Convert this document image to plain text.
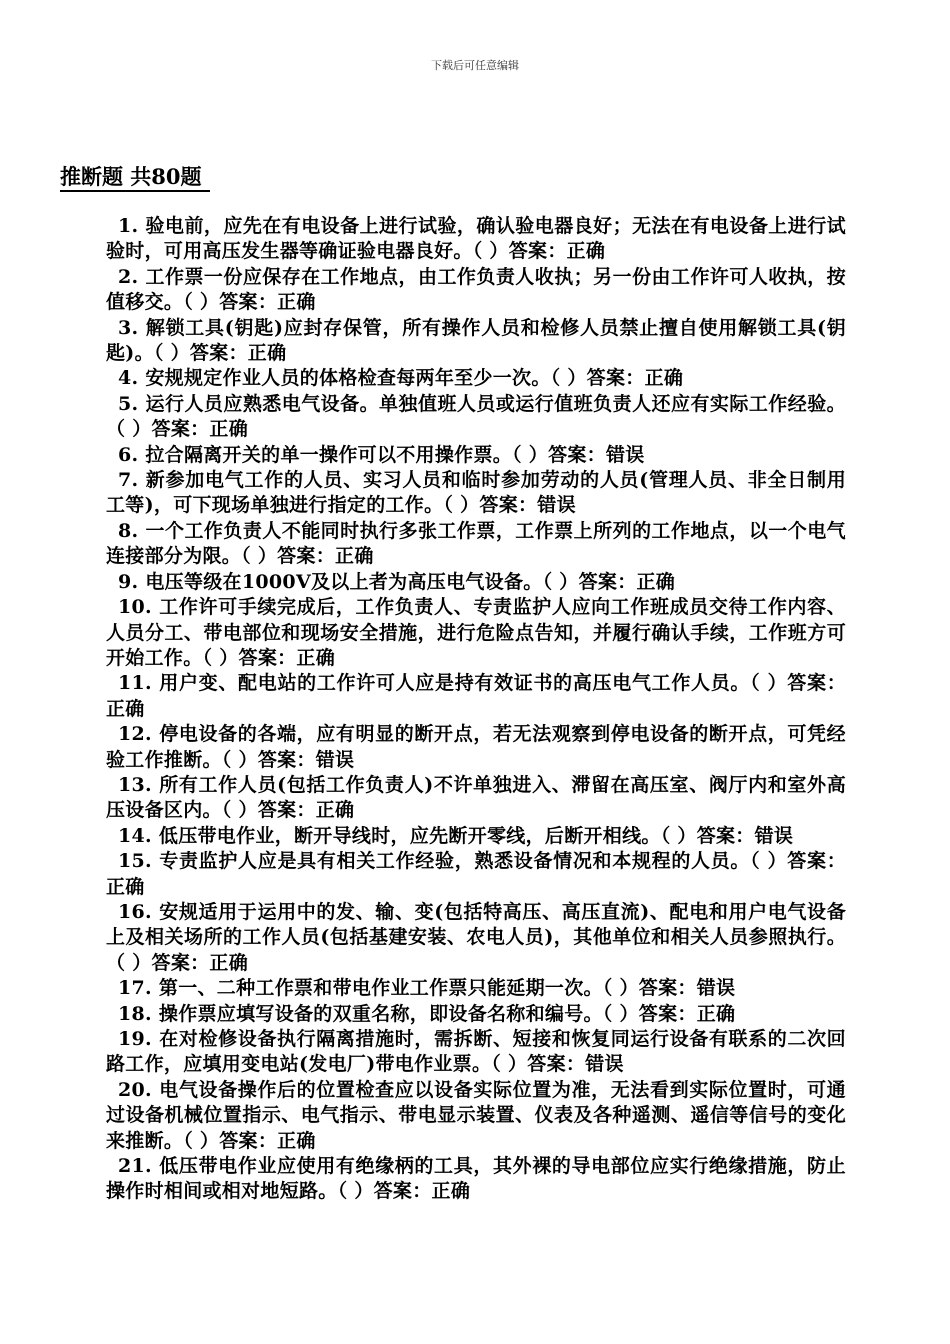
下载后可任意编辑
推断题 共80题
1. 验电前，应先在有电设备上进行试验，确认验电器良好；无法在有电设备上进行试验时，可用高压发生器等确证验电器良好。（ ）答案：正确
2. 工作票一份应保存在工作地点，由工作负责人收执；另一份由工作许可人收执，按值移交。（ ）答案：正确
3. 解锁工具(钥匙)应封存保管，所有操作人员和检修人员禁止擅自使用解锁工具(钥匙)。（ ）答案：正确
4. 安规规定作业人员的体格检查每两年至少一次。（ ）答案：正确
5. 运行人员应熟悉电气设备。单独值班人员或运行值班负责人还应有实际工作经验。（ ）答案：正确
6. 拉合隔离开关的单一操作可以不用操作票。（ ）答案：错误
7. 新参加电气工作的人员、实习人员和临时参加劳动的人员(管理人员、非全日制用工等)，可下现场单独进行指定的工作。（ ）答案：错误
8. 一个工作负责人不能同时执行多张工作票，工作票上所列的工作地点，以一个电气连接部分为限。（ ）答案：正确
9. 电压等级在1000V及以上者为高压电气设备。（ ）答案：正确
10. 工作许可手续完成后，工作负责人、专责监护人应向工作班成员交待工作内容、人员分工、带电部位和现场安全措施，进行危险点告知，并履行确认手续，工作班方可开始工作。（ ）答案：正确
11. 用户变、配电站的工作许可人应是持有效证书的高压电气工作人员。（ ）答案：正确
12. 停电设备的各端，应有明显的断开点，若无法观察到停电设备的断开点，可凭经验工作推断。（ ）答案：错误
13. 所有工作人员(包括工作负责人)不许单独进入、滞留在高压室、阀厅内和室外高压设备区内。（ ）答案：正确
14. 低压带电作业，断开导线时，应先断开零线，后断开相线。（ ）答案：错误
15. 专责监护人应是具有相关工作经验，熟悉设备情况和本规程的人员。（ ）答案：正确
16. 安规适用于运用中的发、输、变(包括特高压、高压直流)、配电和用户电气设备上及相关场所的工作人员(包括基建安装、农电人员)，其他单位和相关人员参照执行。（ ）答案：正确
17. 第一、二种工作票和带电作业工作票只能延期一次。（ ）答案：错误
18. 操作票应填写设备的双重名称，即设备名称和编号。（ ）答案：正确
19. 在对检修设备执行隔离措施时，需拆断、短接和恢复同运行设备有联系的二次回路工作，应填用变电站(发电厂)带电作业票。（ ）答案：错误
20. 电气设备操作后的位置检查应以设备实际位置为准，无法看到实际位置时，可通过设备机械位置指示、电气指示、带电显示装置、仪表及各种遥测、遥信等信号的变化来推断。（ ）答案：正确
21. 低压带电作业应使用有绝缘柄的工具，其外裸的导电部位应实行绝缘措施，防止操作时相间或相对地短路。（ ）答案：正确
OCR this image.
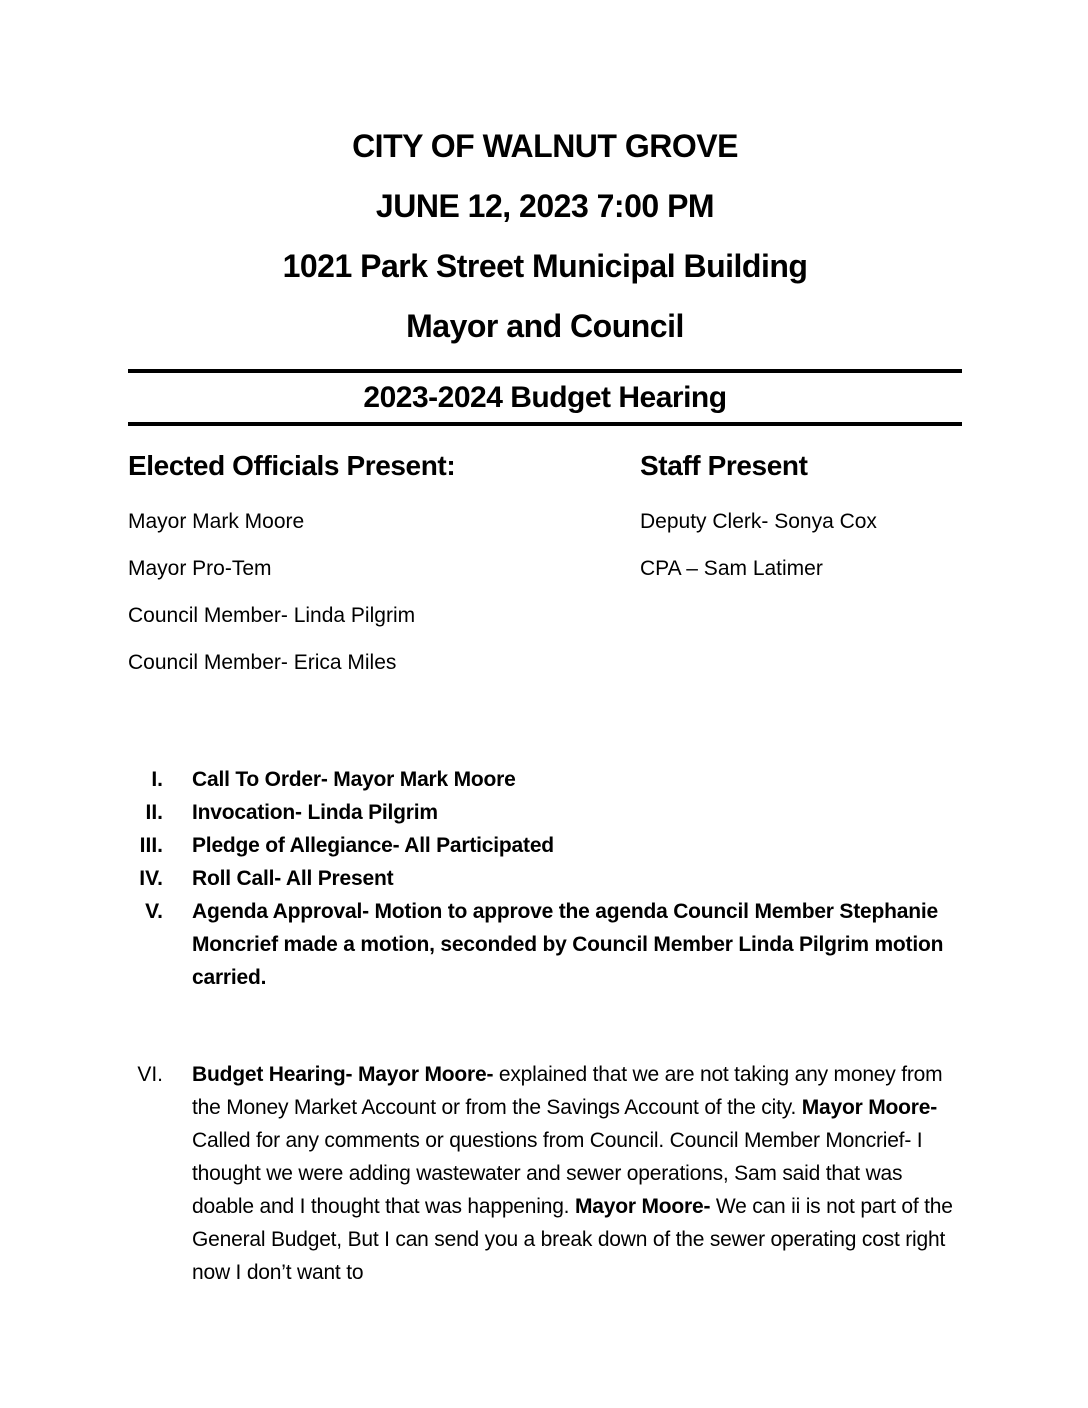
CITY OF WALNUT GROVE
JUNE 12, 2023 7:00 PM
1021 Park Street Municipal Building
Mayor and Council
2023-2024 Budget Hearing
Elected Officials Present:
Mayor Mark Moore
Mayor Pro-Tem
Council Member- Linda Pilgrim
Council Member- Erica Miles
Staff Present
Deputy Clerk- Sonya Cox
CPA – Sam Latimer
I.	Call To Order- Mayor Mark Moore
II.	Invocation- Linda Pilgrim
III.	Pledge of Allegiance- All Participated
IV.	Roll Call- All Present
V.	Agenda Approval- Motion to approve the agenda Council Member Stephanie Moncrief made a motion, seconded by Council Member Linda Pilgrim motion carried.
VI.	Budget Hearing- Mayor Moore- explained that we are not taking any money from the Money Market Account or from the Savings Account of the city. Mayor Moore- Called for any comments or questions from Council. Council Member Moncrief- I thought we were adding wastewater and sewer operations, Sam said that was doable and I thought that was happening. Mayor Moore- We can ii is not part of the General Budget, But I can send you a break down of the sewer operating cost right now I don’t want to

GIVEN INSTRUCTION:
Copy down every line of the entries containing the word "Present".

CORRECT RESPONSE:
Elected Officials Present:
Staff Present
IV.	Roll Call- All Present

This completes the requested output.